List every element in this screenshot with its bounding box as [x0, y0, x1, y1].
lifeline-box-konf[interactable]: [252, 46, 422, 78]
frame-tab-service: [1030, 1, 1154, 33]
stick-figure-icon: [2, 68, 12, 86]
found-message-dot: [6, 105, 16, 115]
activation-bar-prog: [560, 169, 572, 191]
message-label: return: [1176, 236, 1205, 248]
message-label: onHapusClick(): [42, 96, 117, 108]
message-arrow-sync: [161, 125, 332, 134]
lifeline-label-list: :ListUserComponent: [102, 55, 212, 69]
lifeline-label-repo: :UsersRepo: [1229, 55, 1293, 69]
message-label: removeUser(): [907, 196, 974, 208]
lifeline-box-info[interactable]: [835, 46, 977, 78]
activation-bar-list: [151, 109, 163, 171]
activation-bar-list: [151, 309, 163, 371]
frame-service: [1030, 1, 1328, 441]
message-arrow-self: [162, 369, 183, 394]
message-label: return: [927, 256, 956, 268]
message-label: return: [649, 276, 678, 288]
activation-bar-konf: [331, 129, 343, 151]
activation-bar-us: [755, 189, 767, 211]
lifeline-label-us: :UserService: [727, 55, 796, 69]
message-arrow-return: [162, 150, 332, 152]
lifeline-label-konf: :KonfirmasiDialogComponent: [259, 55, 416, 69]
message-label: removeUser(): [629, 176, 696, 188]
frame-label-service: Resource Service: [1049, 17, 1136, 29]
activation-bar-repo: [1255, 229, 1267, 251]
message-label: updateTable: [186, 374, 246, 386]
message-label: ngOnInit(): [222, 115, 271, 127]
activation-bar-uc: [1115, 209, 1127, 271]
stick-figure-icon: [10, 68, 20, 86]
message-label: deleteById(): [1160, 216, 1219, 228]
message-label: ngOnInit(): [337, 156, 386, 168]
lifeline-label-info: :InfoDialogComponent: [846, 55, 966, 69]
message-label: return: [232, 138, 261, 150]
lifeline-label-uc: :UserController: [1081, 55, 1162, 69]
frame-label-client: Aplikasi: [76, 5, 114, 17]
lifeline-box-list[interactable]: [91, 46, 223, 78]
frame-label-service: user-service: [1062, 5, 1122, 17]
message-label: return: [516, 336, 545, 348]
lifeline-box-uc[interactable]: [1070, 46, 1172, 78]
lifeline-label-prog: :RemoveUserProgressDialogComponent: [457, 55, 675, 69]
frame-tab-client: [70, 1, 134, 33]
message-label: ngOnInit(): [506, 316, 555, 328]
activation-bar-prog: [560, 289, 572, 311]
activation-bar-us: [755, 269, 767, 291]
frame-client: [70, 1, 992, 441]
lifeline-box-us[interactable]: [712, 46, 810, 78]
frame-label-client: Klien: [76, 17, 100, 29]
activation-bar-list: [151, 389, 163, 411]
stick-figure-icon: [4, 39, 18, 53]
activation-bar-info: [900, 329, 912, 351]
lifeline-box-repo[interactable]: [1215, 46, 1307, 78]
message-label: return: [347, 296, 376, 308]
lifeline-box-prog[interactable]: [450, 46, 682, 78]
_ _ _ _ _ _ _
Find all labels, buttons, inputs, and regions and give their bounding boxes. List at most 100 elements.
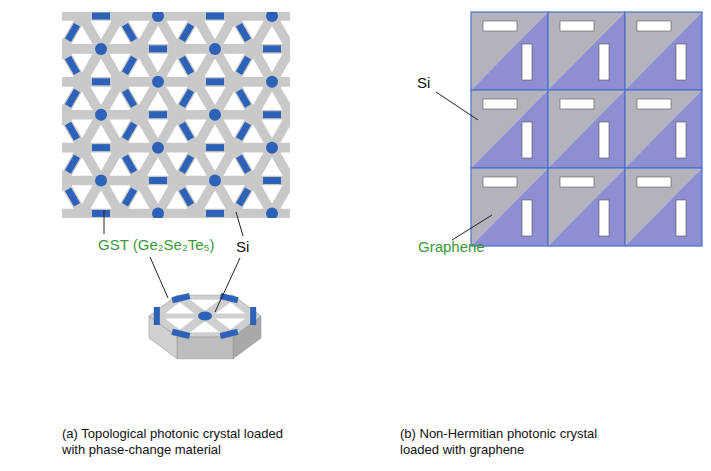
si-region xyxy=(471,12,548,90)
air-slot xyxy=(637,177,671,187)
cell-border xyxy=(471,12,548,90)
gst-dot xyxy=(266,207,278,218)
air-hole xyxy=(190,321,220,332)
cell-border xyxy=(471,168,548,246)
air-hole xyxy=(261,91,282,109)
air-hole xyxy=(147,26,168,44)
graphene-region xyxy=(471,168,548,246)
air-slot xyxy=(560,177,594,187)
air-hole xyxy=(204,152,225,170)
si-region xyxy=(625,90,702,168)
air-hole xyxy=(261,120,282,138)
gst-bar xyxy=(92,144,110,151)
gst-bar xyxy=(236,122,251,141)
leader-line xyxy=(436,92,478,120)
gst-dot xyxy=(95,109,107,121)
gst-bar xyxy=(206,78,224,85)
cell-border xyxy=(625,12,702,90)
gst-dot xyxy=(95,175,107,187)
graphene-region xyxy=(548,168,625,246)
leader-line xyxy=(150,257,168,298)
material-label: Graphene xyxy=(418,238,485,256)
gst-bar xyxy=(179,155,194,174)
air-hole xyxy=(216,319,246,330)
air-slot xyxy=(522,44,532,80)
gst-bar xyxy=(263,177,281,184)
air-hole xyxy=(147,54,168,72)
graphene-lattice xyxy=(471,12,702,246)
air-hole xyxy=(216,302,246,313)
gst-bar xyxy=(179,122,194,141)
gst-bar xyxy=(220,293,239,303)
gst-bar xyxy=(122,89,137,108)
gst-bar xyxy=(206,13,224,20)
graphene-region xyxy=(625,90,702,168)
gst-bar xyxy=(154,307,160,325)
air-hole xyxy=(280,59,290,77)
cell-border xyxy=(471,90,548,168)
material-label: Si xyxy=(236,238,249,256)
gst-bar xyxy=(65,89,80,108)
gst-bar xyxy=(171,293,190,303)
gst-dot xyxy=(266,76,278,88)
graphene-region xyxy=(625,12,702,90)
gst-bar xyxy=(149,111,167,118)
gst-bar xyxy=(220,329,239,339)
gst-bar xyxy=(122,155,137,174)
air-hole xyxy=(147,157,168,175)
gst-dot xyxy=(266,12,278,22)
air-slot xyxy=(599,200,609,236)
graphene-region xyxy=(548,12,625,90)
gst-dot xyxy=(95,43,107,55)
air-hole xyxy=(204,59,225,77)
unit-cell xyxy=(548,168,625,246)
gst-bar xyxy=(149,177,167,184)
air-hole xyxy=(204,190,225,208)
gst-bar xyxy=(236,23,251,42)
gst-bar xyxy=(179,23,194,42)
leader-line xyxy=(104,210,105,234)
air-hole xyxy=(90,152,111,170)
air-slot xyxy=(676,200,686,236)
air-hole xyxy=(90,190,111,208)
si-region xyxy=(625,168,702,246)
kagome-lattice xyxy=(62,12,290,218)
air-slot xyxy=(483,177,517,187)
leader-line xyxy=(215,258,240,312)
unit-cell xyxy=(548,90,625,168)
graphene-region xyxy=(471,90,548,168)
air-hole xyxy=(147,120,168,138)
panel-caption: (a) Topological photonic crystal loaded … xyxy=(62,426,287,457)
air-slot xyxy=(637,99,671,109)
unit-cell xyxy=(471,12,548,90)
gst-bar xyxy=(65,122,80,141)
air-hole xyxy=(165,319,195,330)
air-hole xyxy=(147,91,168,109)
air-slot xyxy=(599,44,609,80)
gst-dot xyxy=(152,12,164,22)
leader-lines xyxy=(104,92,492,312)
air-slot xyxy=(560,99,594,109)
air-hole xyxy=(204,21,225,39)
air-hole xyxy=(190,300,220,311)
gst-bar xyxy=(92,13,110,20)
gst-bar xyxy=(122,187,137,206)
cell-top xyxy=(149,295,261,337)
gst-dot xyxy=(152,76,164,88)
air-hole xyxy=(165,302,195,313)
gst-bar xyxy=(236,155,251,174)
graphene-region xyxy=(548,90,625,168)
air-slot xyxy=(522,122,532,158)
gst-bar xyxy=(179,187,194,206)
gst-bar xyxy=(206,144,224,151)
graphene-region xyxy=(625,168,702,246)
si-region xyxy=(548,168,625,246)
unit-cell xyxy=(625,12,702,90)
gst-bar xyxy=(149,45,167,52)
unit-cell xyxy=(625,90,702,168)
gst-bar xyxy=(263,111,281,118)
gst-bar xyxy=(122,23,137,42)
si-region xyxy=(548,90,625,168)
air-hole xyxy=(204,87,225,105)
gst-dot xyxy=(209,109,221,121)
_ _ _ _ _ _ _
Rewrite the listing lines starting at the line containing "List every element" and ending at the line containing "lifeline-box-list[interactable]: [91, 46, 223, 78]", changing "UserService" to "AccountService" and leaving everything else the same.

List every element in this screenshot with its bounding box as [x0, y0, x1, y1].
lifeline-box-konf[interactable]: [252, 46, 422, 78]
frame-tab-service: [1030, 1, 1154, 33]
stick-figure-icon: [2, 68, 12, 86]
found-message-dot: [6, 105, 16, 115]
activation-bar-prog: [560, 169, 572, 191]
message-label: return: [1176, 236, 1205, 248]
message-label: onHapusClick(): [42, 96, 117, 108]
message-arrow-sync: [161, 125, 332, 134]
lifeline-label-list: :ListUserComponent: [102, 55, 212, 69]
lifeline-label-repo: :UsersRepo: [1229, 55, 1293, 69]
message-label: removeUser(): [907, 196, 974, 208]
lifeline-box-info[interactable]: [835, 46, 977, 78]
activation-bar-list: [151, 109, 163, 171]
activation-bar-list: [151, 309, 163, 371]
frame-service: [1030, 1, 1328, 441]
message-arrow-self: [162, 369, 183, 394]
message-label: return: [927, 256, 956, 268]
message-label: return: [649, 276, 678, 288]
activation-bar-konf: [331, 129, 343, 151]
activation-bar-us: [755, 189, 767, 211]
lifeline-label-us: :AccountService: [727, 55, 796, 69]
message-arrow-return: [162, 150, 332, 152]
lifeline-label-konf: :KonfirmasiDialogComponent: [259, 55, 416, 69]
message-label: removeUser(): [629, 176, 696, 188]
frame-label-service: Resource Service: [1049, 17, 1136, 29]
activation-bar-repo: [1255, 229, 1267, 251]
message-label: updateTable: [186, 374, 246, 386]
message-label: ngOnInit(): [222, 115, 271, 127]
activation-bar-uc: [1115, 209, 1127, 271]
stick-figure-icon: [10, 68, 20, 86]
message-label: deleteById(): [1160, 216, 1219, 228]
message-label: ngOnInit(): [337, 156, 386, 168]
lifeline-label-info: :InfoDialogComponent: [846, 55, 966, 69]
message-label: return: [232, 138, 261, 150]
lifeline-label-uc: :UserController: [1081, 55, 1162, 69]
frame-label-client: Aplikasi: [76, 5, 114, 17]
lifeline-box-list[interactable]: [91, 46, 223, 78]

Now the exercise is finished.